[OBJECTIVE] Select the lines below containing the word "JSON".

[DATASET ROWS]
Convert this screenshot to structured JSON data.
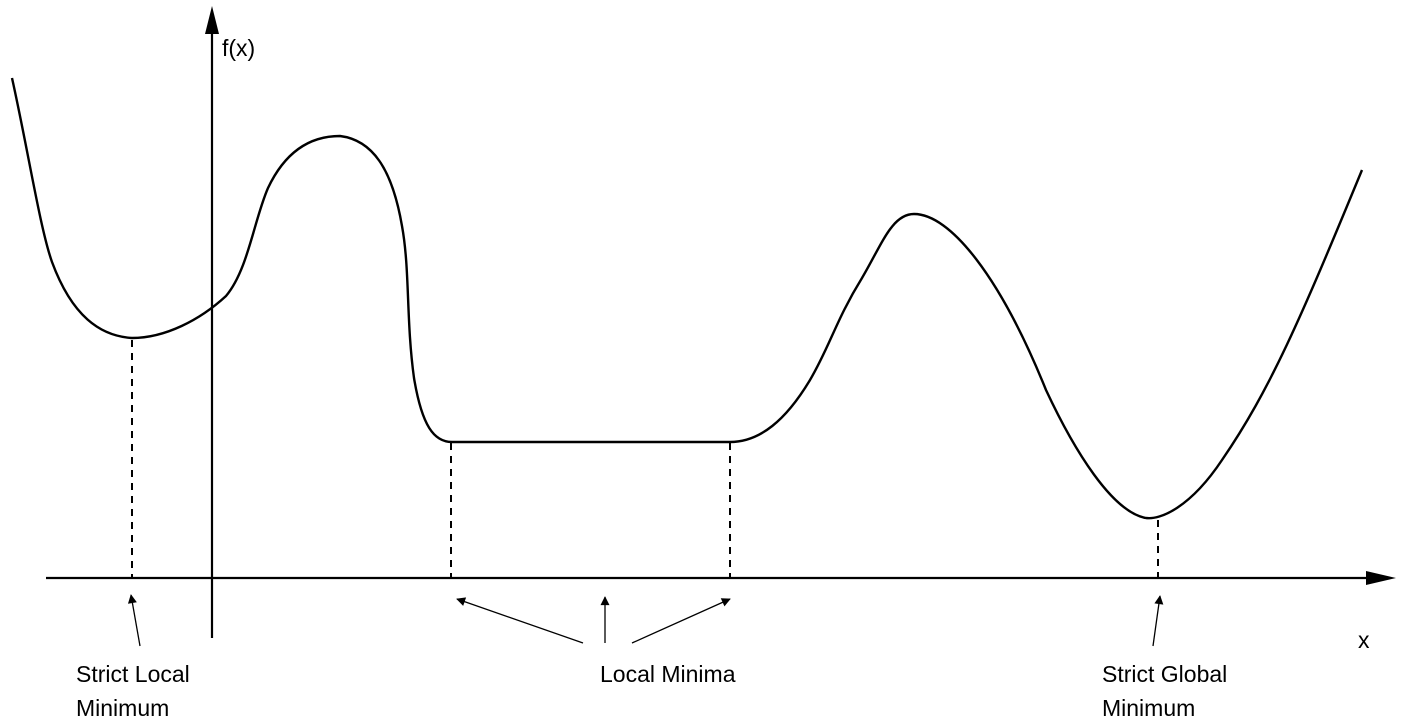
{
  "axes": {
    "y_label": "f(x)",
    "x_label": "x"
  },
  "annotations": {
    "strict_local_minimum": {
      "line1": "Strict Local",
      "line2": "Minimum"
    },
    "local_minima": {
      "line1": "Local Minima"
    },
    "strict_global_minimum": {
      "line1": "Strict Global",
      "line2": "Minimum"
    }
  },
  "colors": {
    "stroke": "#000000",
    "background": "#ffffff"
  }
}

* * *

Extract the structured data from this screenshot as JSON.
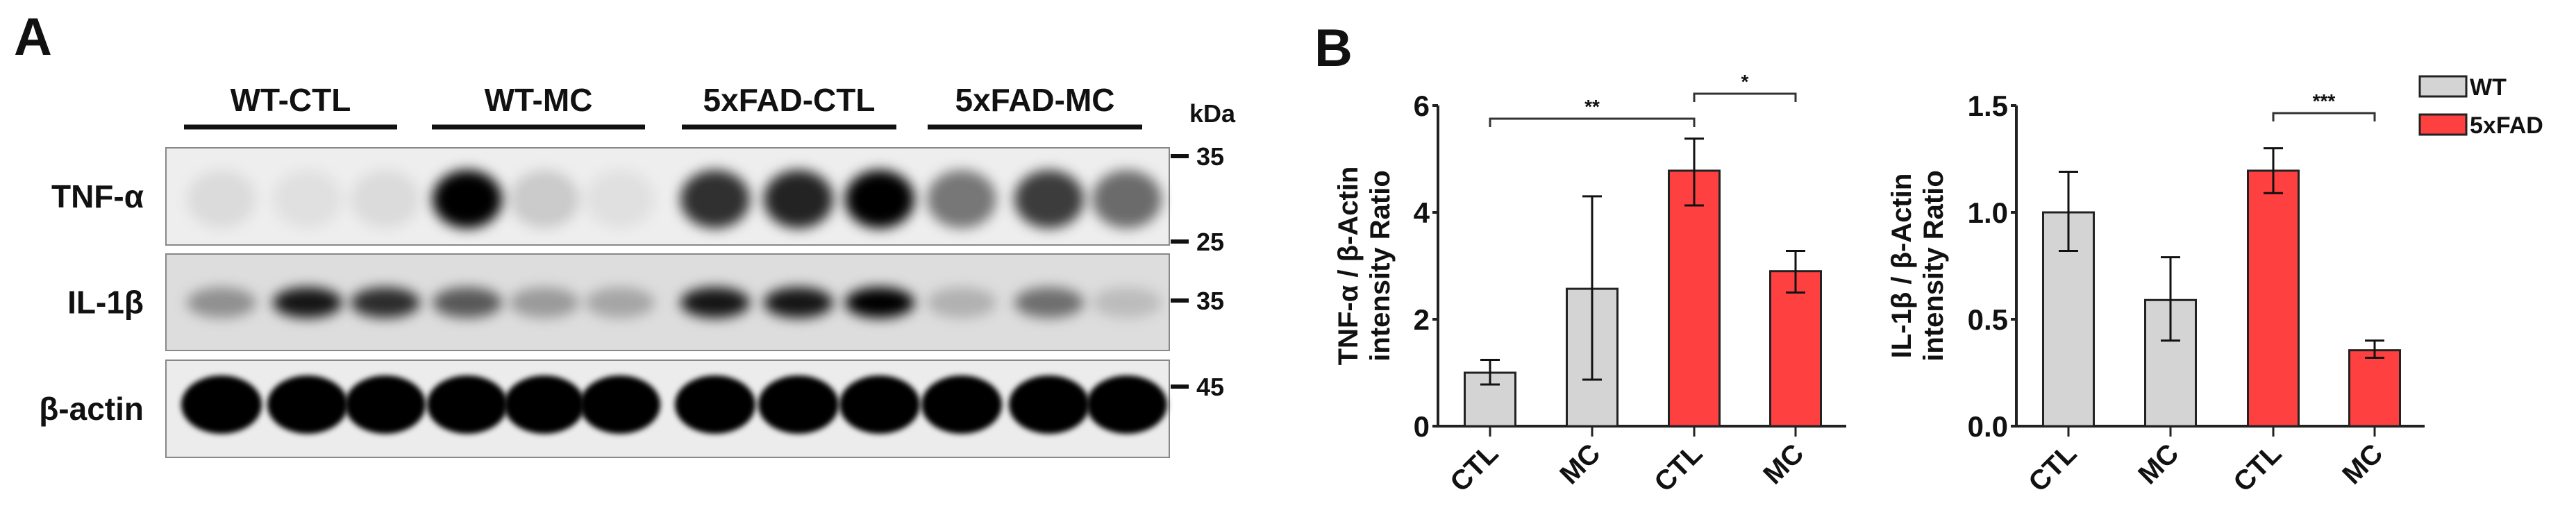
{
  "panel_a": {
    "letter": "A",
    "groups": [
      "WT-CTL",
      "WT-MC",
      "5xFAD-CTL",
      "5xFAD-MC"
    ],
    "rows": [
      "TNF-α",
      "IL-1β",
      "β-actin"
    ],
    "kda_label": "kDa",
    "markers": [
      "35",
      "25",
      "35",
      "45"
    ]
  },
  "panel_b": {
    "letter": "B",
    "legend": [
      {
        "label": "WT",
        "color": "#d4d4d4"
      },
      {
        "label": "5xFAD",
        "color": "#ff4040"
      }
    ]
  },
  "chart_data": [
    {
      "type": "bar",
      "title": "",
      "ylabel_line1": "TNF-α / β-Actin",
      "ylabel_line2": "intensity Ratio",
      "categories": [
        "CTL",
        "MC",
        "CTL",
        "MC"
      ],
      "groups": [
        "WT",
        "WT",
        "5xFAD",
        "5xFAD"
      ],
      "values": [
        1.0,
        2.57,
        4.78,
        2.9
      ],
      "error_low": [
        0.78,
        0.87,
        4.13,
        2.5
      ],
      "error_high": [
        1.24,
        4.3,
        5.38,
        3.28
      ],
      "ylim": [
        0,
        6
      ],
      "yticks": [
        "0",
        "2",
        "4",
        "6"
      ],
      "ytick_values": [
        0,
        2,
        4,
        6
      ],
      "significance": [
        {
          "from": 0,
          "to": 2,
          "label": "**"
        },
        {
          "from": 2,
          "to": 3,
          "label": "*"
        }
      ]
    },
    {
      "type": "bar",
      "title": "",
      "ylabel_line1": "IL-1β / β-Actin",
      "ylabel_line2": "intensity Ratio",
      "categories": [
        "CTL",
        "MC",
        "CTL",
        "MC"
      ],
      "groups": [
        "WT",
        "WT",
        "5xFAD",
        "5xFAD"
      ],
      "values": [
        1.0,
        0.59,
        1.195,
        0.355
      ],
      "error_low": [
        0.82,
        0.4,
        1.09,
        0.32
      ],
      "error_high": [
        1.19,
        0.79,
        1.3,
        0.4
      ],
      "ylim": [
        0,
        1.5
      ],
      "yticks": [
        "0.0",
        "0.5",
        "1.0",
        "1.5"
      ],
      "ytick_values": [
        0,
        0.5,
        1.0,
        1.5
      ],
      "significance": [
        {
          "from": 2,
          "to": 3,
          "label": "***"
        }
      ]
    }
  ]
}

[RESULT]
Convert this screenshot to structured JSON data.
Extract the structured data from this screenshot as JSON.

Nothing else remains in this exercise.